# START OF Records for the exercise

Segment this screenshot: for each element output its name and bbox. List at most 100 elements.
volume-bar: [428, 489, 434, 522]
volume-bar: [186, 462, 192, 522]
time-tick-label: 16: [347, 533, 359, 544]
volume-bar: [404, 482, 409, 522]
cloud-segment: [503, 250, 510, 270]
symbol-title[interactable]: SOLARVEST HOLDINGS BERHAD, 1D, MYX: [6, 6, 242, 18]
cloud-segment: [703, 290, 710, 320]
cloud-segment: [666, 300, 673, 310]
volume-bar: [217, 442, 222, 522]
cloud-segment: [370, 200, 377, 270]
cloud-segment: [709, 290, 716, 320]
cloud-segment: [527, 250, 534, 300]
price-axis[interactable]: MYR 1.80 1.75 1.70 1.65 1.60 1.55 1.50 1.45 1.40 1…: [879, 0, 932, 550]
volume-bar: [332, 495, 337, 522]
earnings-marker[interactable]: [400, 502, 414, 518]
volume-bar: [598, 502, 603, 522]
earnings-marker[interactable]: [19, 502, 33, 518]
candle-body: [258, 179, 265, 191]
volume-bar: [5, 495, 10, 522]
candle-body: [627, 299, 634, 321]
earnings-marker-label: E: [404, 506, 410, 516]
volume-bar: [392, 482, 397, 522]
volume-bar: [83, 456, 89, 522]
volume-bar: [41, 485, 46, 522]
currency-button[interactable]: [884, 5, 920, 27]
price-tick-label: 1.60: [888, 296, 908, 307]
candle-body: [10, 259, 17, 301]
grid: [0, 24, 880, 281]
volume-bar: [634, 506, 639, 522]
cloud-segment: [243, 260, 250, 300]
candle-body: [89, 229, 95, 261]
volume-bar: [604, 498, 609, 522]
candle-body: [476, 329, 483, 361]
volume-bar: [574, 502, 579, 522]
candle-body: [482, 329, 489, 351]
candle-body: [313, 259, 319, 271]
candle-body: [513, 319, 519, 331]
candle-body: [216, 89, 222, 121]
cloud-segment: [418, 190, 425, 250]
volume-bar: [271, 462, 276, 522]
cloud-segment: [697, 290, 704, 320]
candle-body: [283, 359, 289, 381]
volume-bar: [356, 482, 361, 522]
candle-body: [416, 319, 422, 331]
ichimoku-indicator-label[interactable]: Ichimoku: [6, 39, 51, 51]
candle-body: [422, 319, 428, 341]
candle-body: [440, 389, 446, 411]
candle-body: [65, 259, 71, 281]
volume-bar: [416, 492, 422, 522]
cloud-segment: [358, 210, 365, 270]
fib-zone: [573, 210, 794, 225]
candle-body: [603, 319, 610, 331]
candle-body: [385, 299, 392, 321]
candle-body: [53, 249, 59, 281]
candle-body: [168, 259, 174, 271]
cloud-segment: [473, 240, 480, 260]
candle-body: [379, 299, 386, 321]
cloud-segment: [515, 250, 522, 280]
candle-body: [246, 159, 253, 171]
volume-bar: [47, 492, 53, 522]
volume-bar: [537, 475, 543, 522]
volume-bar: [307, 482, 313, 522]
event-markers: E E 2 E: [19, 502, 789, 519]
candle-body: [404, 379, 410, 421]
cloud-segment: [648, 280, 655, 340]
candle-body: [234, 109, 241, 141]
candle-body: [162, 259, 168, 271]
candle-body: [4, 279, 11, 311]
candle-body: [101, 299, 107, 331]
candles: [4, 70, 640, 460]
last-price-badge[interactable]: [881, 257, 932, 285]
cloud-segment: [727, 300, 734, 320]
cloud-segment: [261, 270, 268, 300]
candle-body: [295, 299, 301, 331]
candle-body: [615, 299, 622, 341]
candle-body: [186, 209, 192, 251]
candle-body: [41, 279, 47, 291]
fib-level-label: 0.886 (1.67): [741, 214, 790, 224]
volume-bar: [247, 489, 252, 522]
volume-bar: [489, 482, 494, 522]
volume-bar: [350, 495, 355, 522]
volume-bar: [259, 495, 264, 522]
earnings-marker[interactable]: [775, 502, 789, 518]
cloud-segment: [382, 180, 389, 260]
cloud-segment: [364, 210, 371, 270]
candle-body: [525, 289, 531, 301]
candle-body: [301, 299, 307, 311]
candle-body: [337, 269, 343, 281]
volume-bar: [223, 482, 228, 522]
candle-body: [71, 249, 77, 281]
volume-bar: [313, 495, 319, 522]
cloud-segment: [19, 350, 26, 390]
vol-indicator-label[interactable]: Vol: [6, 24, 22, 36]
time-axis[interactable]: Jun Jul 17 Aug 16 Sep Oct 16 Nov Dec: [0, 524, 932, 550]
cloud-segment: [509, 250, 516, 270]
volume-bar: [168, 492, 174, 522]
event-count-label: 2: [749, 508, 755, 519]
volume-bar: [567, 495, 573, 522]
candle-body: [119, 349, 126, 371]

# END OF Records for the exercise

▶ [Goal] Print the entire listing above again, line for line, with no changes.

▶ [Solution for this exercise]
Segment this screenshot: for each element output its name and bbox. List at most 100 elements.
volume-bar: [428, 489, 434, 522]
volume-bar: [186, 462, 192, 522]
time-tick-label: 16: [347, 533, 359, 544]
volume-bar: [404, 482, 409, 522]
cloud-segment: [503, 250, 510, 270]
symbol-title[interactable]: SOLARVEST HOLDINGS BERHAD, 1D, MYX: [6, 6, 242, 18]
cloud-segment: [703, 290, 710, 320]
cloud-segment: [666, 300, 673, 310]
volume-bar: [217, 442, 222, 522]
cloud-segment: [370, 200, 377, 270]
cloud-segment: [709, 290, 716, 320]
cloud-segment: [527, 250, 534, 300]
price-axis[interactable]: MYR 1.80 1.75 1.70 1.65 1.60 1.55 1.50 1.45 1.40 1…: [879, 0, 932, 550]
volume-bar: [332, 495, 337, 522]
earnings-marker[interactable]: [400, 502, 414, 518]
volume-bar: [598, 502, 603, 522]
earnings-marker[interactable]: [19, 502, 33, 518]
candle-body: [258, 179, 265, 191]
volume-bar: [5, 495, 10, 522]
candle-body: [627, 299, 634, 321]
earnings-marker-label: E: [404, 506, 410, 516]
volume-bar: [392, 482, 397, 522]
volume-bar: [83, 456, 89, 522]
volume-bar: [41, 485, 46, 522]
currency-button[interactable]: [884, 5, 920, 27]
price-tick-label: 1.60: [888, 296, 908, 307]
candle-body: [10, 259, 17, 301]
grid: [0, 24, 880, 281]
volume-bar: [634, 506, 639, 522]
cloud-segment: [243, 260, 250, 300]
candle-body: [89, 229, 95, 261]
volume-bar: [604, 498, 609, 522]
candle-body: [476, 329, 483, 361]
volume-bar: [574, 502, 579, 522]
candle-body: [482, 329, 489, 351]
candle-body: [313, 259, 319, 271]
candle-body: [513, 319, 519, 331]
candle-body: [216, 89, 222, 121]
cloud-segment: [418, 190, 425, 250]
volume-bar: [271, 462, 276, 522]
cloud-segment: [697, 290, 704, 320]
candle-body: [283, 359, 289, 381]
volume-bar: [356, 482, 361, 522]
candle-body: [416, 319, 422, 331]
ichimoku-indicator-label[interactable]: Ichimoku: [6, 39, 51, 51]
candle-body: [422, 319, 428, 341]
candle-body: [440, 389, 446, 411]
candle-body: [65, 259, 71, 281]
volume-bar: [416, 492, 422, 522]
cloud-segment: [358, 210, 365, 270]
fib-zone: [573, 210, 794, 225]
candle-body: [603, 319, 610, 331]
candle-body: [385, 299, 392, 321]
candle-body: [53, 249, 59, 281]
candle-body: [168, 259, 174, 271]
cloud-segment: [473, 240, 480, 260]
candle-body: [379, 299, 386, 321]
cloud-segment: [515, 250, 522, 280]
candle-body: [246, 159, 253, 171]
volume-bar: [47, 492, 53, 522]
volume-bar: [537, 475, 543, 522]
volume-bar: [307, 482, 313, 522]
event-markers: E E 2 E: [19, 502, 789, 519]
candle-body: [404, 379, 410, 421]
cloud-segment: [648, 280, 655, 340]
candle-body: [234, 109, 241, 141]
candle-body: [162, 259, 168, 271]
candle-body: [4, 279, 11, 311]
candle-body: [101, 299, 107, 331]
candles: [4, 70, 640, 460]
last-price-badge[interactable]: [881, 257, 932, 285]
cloud-segment: [727, 300, 734, 320]
cloud-segment: [261, 270, 268, 300]
candle-body: [295, 299, 301, 331]
candle-body: [615, 299, 622, 341]
candle-body: [186, 209, 192, 251]
candle-body: [41, 279, 47, 291]
fib-level-label: 0.886 (1.67): [741, 214, 790, 224]
volume-bar: [247, 489, 252, 522]
volume-bar: [489, 482, 494, 522]
volume-bar: [350, 495, 355, 522]
volume-bar: [259, 495, 264, 522]
earnings-marker[interactable]: [775, 502, 789, 518]
cloud-segment: [382, 180, 389, 260]
cloud-segment: [364, 210, 371, 270]
candle-body: [525, 289, 531, 301]
candle-body: [301, 299, 307, 311]
candle-body: [337, 269, 343, 281]
volume-bar: [223, 482, 228, 522]
candle-body: [71, 249, 77, 281]
volume-bar: [313, 495, 319, 522]
cloud-segment: [19, 350, 26, 390]
vol-indicator-label[interactable]: Vol: [6, 24, 22, 36]
time-axis[interactable]: Jun Jul 17 Aug 16 Sep Oct 16 Nov Dec: [0, 524, 932, 550]
cloud-segment: [509, 250, 516, 270]
volume-bar: [168, 492, 174, 522]
event-count-label: 2: [749, 508, 755, 519]
volume-bar: [567, 495, 573, 522]
candle-body: [119, 349, 126, 371]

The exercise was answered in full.